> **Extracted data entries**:
* begin *
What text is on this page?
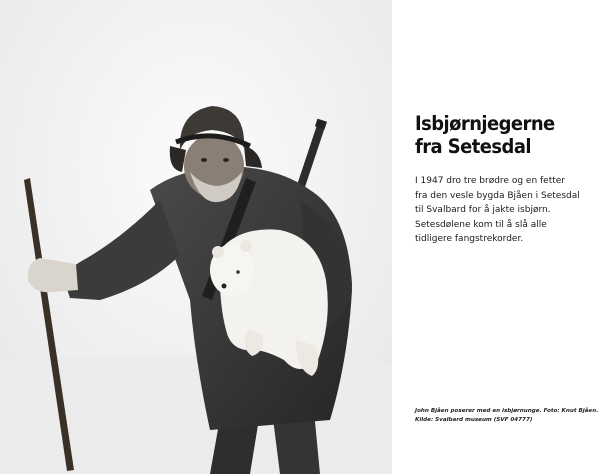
Isbjørnjegerne
fra Setesdal
I 1947 dro tre brødre og en fetter
fra den vesle bygda Bjåen i Setesdal
til Svalbard for å jakte isbjørn.
Setesdølene kom til å slå alle
tidligere fangstrekorder.
John Bjåen poserer med en isbjørnunge. Foto: Knut Bjåen.
Kilde: Svalbard museum (SVF 04777)
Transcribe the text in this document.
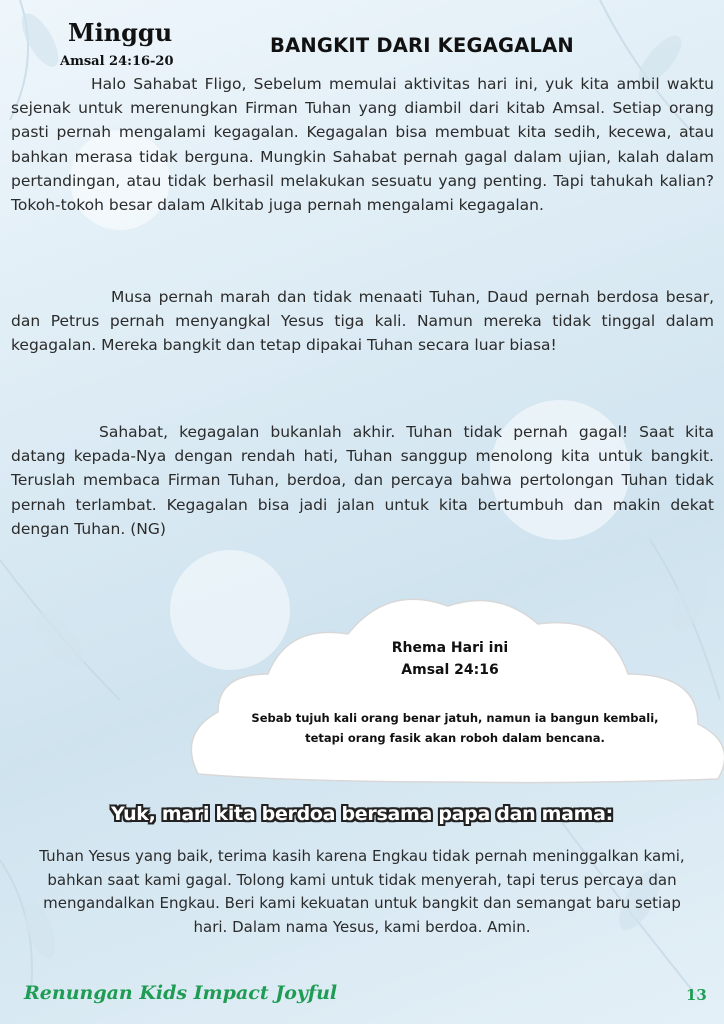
Minggu
Amsal 24:16-20
BANGKIT DARI KEGAGALAN
Halo Sahabat Fligo, Sebelum memulai aktivitas hari ini, yuk kita ambil waktu sejenak untuk merenungkan Firman Tuhan yang diambil dari kitab Amsal. Setiap orang pasti pernah mengalami kegagalan. Kegagalan bisa membuat kita sedih, kecewa, atau bahkan merasa tidak berguna. Mungkin Sahabat pernah gagal dalam ujian, kalah dalam pertandingan, atau tidak berhasil melakukan sesuatu yang penting. Tapi tahukah kalian? Tokoh-tokoh besar dalam Alkitab juga pernah mengalami kegagalan.
Musa pernah marah dan tidak menaati Tuhan, Daud pernah berdosa besar, dan Petrus pernah menyangkal Yesus tiga kali. Namun mereka tidak tinggal dalam kegagalan. Mereka bangkit dan tetap dipakai Tuhan secara luar biasa!
Sahabat, kegagalan bukanlah akhir. Tuhan tidak pernah gagal! Saat kita datang kepada-Nya dengan rendah hati, Tuhan sanggup menolong kita untuk bangkit. Teruslah membaca Firman Tuhan, berdoa, dan percaya bahwa pertolongan Tuhan tidak pernah terlambat. Kegagalan bisa jadi jalan untuk kita bertumbuh dan makin dekat dengan Tuhan. (NG)
Rhema Hari ini
Amsal 24:16
Sebab tujuh kali orang benar jatuh, namun ia bangun kembali,
tetapi orang fasik akan roboh dalam bencana.
Yuk, mari kita berdoa bersama papa dan mama:
Tuhan Yesus yang baik, terima kasih karena Engkau tidak pernah meninggalkan kami, bahkan saat kami gagal. Tolong kami untuk tidak menyerah, tapi terus percaya dan mengandalkan Engkau. Beri kami kekuatan untuk bangkit dan semangat baru setiap hari. Dalam nama Yesus, kami berdoa. Amin.
Renungan Kids Impact Joyful	13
* end *
> **Instructions for the task**: Count every line in the entries above where the word "Yesus" appears; respond with the number alone.

> **Reply**: 2